--- START ---

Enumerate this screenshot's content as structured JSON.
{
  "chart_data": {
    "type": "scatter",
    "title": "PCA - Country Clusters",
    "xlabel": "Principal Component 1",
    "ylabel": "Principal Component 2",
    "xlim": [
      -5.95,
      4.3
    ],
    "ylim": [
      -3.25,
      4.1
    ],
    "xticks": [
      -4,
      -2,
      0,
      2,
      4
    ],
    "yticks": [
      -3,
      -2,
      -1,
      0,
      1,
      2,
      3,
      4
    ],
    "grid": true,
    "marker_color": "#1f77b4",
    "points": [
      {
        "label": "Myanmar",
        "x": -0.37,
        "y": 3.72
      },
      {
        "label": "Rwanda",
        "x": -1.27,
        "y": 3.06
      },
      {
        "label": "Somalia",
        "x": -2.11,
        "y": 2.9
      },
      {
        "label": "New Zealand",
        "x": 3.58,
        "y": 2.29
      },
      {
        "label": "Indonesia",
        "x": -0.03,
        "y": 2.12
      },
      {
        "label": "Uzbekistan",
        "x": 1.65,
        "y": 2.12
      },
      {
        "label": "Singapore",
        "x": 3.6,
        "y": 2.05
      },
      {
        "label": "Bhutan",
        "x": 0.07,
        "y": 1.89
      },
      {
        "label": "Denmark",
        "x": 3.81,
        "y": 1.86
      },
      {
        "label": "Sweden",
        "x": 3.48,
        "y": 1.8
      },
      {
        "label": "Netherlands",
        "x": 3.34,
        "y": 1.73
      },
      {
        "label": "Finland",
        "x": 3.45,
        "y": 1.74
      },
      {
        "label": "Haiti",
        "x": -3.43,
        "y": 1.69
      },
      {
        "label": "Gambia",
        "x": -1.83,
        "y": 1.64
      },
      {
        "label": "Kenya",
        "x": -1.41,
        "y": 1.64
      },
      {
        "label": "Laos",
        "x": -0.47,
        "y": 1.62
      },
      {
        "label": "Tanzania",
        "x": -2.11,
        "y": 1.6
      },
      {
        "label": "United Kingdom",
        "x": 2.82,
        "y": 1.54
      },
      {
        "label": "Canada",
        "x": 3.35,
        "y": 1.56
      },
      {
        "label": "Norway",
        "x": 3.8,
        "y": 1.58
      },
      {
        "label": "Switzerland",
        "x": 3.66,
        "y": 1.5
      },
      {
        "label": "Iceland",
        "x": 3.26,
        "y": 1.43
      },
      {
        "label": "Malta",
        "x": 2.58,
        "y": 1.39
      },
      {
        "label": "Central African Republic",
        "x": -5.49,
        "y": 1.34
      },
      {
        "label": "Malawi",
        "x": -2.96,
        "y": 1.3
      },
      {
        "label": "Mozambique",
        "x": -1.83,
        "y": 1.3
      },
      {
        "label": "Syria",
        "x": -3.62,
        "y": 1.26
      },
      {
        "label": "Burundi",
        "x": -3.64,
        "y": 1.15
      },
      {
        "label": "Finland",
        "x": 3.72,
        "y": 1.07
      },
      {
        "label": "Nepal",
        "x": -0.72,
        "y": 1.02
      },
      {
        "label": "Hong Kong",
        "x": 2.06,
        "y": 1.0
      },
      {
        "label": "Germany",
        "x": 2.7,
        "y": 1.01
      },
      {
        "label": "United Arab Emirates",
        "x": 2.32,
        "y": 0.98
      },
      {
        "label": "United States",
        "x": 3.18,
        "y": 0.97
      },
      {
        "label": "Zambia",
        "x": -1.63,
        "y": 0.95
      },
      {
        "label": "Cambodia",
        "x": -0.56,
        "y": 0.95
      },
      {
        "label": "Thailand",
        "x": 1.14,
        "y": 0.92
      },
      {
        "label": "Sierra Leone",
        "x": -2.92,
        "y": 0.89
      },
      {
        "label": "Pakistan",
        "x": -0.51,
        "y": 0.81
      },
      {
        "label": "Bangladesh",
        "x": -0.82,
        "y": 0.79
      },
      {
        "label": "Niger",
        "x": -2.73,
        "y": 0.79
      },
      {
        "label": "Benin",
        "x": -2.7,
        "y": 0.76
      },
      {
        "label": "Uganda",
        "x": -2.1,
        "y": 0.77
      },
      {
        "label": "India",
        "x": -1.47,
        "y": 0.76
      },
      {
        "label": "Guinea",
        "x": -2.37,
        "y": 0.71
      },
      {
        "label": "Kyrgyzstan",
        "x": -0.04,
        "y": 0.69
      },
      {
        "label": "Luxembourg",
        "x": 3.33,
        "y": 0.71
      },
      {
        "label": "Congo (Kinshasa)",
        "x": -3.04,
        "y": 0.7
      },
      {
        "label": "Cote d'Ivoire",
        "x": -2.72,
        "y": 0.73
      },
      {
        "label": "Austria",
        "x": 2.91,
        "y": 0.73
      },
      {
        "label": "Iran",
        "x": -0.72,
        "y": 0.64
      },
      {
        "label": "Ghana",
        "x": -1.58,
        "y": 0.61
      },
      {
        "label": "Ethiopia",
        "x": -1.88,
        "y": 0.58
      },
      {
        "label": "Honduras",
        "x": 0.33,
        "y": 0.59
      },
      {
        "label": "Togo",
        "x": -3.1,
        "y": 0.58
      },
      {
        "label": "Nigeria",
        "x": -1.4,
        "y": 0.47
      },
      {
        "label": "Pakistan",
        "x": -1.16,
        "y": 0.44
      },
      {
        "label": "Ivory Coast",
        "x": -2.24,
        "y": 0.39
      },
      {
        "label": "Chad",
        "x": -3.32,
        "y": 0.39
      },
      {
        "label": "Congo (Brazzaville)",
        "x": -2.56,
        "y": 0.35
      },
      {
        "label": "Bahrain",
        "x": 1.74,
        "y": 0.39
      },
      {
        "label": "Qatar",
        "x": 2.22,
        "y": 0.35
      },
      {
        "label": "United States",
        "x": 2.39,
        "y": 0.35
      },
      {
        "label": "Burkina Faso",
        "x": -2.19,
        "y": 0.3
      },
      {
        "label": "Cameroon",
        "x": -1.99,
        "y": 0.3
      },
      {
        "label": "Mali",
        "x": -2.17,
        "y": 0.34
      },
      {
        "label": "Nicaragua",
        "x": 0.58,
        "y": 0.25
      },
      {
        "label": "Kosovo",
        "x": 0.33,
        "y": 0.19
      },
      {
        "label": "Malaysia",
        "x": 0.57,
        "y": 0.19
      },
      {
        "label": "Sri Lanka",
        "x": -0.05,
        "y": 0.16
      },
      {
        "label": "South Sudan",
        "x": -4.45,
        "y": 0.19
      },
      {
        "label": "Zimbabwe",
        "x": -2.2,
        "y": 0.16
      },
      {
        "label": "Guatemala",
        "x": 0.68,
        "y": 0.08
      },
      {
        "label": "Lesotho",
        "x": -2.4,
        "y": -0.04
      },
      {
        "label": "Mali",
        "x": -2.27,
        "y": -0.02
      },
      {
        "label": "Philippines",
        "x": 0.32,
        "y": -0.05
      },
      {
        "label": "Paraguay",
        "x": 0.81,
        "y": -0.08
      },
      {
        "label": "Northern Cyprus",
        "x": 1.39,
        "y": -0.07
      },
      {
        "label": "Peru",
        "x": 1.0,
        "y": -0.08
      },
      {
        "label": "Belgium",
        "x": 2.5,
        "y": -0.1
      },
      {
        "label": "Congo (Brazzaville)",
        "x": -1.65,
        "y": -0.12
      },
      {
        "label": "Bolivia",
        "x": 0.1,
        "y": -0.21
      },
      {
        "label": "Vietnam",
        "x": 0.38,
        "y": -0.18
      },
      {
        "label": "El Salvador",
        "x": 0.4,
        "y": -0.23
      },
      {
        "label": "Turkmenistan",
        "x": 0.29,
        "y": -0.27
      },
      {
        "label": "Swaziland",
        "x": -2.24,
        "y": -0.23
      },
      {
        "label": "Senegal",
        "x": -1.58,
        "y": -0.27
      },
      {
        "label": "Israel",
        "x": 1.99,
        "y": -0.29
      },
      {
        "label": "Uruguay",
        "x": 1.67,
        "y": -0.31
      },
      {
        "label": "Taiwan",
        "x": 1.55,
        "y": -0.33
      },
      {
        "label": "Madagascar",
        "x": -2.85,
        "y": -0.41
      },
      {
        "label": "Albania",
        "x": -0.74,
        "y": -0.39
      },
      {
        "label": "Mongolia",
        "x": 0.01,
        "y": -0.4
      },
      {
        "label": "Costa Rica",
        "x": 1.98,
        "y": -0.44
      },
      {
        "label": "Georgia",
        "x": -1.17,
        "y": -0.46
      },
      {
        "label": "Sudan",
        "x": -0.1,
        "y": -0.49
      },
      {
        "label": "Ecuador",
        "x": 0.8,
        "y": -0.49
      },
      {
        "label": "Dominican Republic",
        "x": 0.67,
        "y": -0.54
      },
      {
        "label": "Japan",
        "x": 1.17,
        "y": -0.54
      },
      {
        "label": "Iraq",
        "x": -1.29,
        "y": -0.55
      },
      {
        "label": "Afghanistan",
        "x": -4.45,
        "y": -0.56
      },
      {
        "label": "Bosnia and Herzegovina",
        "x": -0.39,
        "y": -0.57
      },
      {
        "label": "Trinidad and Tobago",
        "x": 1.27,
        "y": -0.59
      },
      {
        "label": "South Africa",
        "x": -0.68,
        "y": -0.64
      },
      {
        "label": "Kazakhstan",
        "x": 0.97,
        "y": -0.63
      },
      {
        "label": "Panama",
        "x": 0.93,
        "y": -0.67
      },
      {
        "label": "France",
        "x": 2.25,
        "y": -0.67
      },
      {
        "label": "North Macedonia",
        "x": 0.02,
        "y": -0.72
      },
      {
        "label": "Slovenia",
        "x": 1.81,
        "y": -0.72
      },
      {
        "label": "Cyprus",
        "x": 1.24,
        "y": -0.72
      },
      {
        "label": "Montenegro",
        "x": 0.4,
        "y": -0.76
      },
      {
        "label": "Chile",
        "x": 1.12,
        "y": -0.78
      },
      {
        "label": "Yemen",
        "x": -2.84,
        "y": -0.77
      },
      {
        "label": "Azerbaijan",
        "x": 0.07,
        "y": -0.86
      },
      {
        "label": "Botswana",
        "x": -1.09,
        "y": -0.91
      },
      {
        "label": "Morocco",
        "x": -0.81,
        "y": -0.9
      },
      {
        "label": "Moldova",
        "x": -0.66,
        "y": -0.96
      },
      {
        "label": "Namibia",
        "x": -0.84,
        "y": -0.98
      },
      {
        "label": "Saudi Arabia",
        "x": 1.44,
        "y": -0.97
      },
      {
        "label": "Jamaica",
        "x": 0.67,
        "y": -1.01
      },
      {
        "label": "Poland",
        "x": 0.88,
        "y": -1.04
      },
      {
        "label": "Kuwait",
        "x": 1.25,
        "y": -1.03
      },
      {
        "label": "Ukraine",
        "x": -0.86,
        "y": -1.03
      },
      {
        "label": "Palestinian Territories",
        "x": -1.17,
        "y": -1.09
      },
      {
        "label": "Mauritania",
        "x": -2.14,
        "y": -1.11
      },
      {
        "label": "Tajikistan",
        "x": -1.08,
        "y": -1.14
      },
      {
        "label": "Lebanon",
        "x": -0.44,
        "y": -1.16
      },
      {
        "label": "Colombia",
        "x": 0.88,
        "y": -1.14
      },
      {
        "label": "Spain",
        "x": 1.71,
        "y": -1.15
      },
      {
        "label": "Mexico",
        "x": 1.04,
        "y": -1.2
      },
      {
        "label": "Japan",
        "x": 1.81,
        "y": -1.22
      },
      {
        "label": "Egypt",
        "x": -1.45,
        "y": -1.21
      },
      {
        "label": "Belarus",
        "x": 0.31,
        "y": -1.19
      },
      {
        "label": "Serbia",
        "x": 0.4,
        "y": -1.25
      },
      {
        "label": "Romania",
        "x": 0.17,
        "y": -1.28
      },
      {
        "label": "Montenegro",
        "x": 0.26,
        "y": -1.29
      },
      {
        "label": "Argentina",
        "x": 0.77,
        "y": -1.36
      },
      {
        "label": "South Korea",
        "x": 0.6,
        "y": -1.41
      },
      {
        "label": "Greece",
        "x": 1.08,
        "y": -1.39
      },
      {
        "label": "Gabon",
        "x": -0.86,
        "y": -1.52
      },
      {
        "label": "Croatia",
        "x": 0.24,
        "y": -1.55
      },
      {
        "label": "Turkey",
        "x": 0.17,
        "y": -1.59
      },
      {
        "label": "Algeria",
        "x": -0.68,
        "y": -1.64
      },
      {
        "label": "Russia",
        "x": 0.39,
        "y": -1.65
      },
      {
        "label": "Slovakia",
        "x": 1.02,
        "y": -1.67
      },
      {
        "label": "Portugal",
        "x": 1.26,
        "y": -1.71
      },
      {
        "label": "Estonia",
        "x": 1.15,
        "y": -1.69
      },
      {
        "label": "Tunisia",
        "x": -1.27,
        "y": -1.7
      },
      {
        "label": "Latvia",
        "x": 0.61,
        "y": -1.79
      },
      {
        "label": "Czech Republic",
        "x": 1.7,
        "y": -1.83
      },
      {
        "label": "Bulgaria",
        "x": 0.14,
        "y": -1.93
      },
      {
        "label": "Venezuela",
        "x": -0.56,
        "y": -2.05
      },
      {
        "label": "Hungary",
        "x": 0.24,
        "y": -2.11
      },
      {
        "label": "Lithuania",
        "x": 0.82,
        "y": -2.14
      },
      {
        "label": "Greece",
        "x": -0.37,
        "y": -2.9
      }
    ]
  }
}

--- END ---

- [What is needed] Report how many lines in the entries hold the string "Cyprus". Nothing but the number is wanted.

- [Output for this exercise] 2